- **GIVEN EXERCISE**
Go through the records and extract every line with the word "Nant".

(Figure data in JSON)
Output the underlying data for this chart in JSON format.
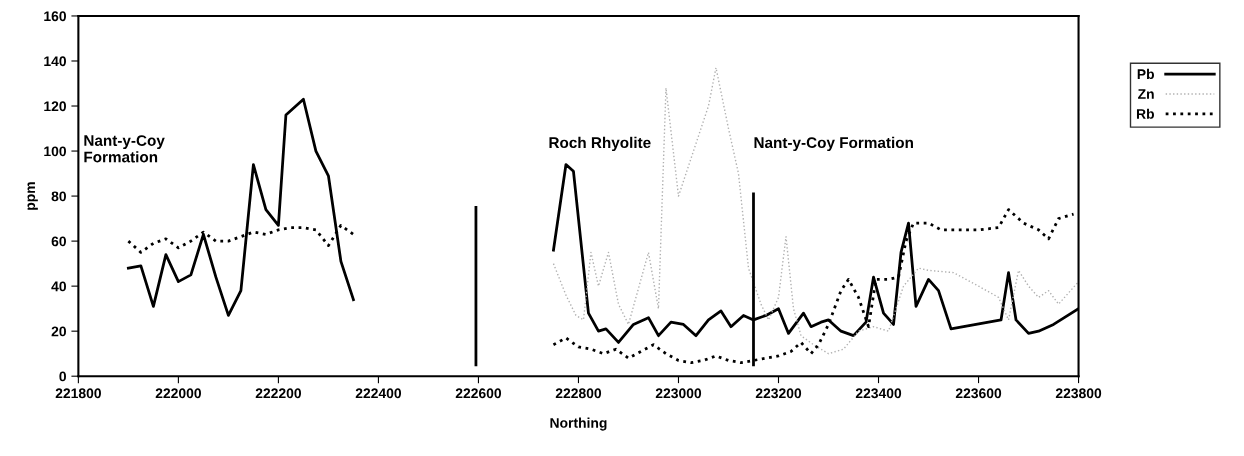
{
  "chart_data": {
    "type": "line",
    "xlabel": "Northing",
    "ylabel": "ppm",
    "xlim": [
      221800,
      223800
    ],
    "xticks": [
      221800,
      222000,
      222200,
      222400,
      222600,
      222800,
      223000,
      223200,
      223400,
      223600,
      223800
    ],
    "ylim": [
      0,
      160
    ],
    "yticks": [
      0,
      20,
      40,
      60,
      80,
      100,
      120,
      140,
      160
    ],
    "grid": false,
    "legend": "right",
    "marker": "none",
    "annotations": [
      "Nant-y-Coy\nFormation",
      "Roch Rhyolite",
      "Nant-y-Coy Formation"
    ],
    "series": [
      {
        "name": "Pb",
        "color": "#000000",
        "line_style": "solid",
        "x": [
          221900,
          221925,
          221950,
          221975,
          222000,
          222025,
          222050,
          222075,
          222100,
          222125,
          222150,
          222175,
          222200,
          222215,
          222250,
          222275,
          222300,
          222325,
          222350,
          222500,
          222750,
          222775,
          222790,
          222820,
          222840,
          222855,
          222880,
          222910,
          222940,
          222960,
          222985,
          223010,
          223035,
          223060,
          223085,
          223105,
          223130,
          223150,
          223175,
          223200,
          223220,
          223250,
          223265,
          223285,
          223300,
          223325,
          223350,
          223375,
          223390,
          223410,
          223430,
          223445,
          223460,
          223475,
          223500,
          223520,
          223545,
          223645,
          223660,
          223675,
          223700,
          223720,
          223750,
          223800
        ],
        "values": [
          48,
          49,
          31,
          54,
          42,
          45,
          63,
          44,
          27,
          38,
          94,
          74,
          67,
          116,
          123,
          100,
          89,
          51,
          34,
          null,
          56,
          94,
          91,
          28,
          20,
          21,
          15,
          23,
          26,
          18,
          24,
          23,
          18,
          25,
          29,
          22,
          27,
          25,
          27,
          30,
          19,
          28,
          22,
          24,
          25,
          20,
          18,
          24,
          44,
          28,
          23,
          55,
          68,
          31,
          43,
          38,
          21,
          25,
          46,
          25,
          19,
          20,
          23,
          30
        ]
      },
      {
        "name": "Zn",
        "color": "#b0b0b0",
        "line_style": "dotted",
        "x": [
          222750,
          222775,
          222795,
          222810,
          222825,
          222840,
          222860,
          222880,
          222900,
          222940,
          222960,
          222975,
          223000,
          223030,
          223060,
          223075,
          223100,
          223120,
          223140,
          223165,
          223180,
          223200,
          223215,
          223230,
          223245,
          223270,
          223300,
          223330,
          223360,
          223390,
          223420,
          223450,
          223480,
          223500,
          223550,
          223600,
          223640,
          223660,
          223680,
          223700,
          223720,
          223740,
          223760,
          223800
        ],
        "values": [
          50,
          36,
          27,
          25,
          55,
          40,
          55,
          32,
          23,
          55,
          30,
          128,
          80,
          100,
          120,
          137,
          110,
          90,
          48,
          32,
          25,
          35,
          62,
          30,
          18,
          14,
          10,
          12,
          20,
          22,
          20,
          40,
          48,
          47,
          46,
          40,
          35,
          25,
          47,
          40,
          35,
          38,
          32,
          42
        ]
      },
      {
        "name": "Rb",
        "color": "#000000",
        "line_style": "dotted",
        "x": [
          221900,
          221925,
          221950,
          221975,
          222000,
          222025,
          222050,
          222075,
          222100,
          222125,
          222150,
          222175,
          222200,
          222225,
          222250,
          222275,
          222300,
          222325,
          222350,
          222500,
          222750,
          222775,
          222800,
          222825,
          222850,
          222875,
          222900,
          222925,
          222950,
          222975,
          223000,
          223025,
          223050,
          223075,
          223100,
          223125,
          223150,
          223175,
          223200,
          223225,
          223245,
          223265,
          223280,
          223300,
          223325,
          223340,
          223360,
          223380,
          223395,
          223420,
          223440,
          223455,
          223470,
          223500,
          223525,
          223550,
          223600,
          223640,
          223660,
          223690,
          223720,
          223740,
          223760,
          223790
        ],
        "values": [
          60,
          55,
          59,
          61,
          57,
          60,
          64,
          60,
          60,
          62,
          64,
          63,
          65,
          66,
          66,
          65,
          58,
          67,
          63,
          null,
          14,
          17,
          13,
          12,
          10,
          12,
          8,
          11,
          14,
          10,
          7,
          6,
          7,
          9,
          7,
          6,
          7,
          8,
          9,
          11,
          15,
          10,
          14,
          23,
          38,
          43,
          35,
          22,
          43,
          43,
          44,
          60,
          68,
          68,
          65,
          65,
          65,
          66,
          74,
          68,
          65,
          61,
          70,
          72
        ]
      },
      {
        "color": "#000000",
        "line_style": "solid",
        "x": [
          222595,
          222595
        ],
        "values": [
          5,
          75
        ]
      },
      {
        "color": "#000000",
        "line_style": "solid",
        "x": [
          223150,
          223150
        ],
        "values": [
          5,
          81
        ]
      }
    ]
  }
}
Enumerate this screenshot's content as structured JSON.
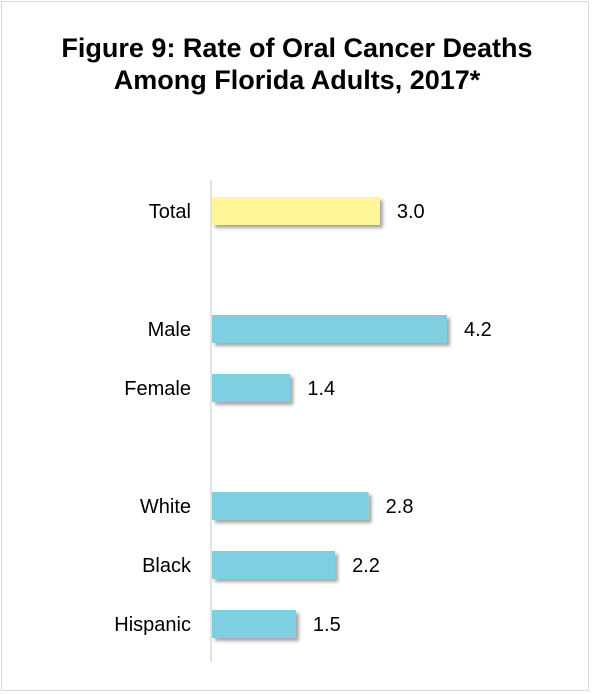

- **TASK RESPONSE**
      "Nant-y-Coy\nFormation",
      "Nant-y-Coy Formation"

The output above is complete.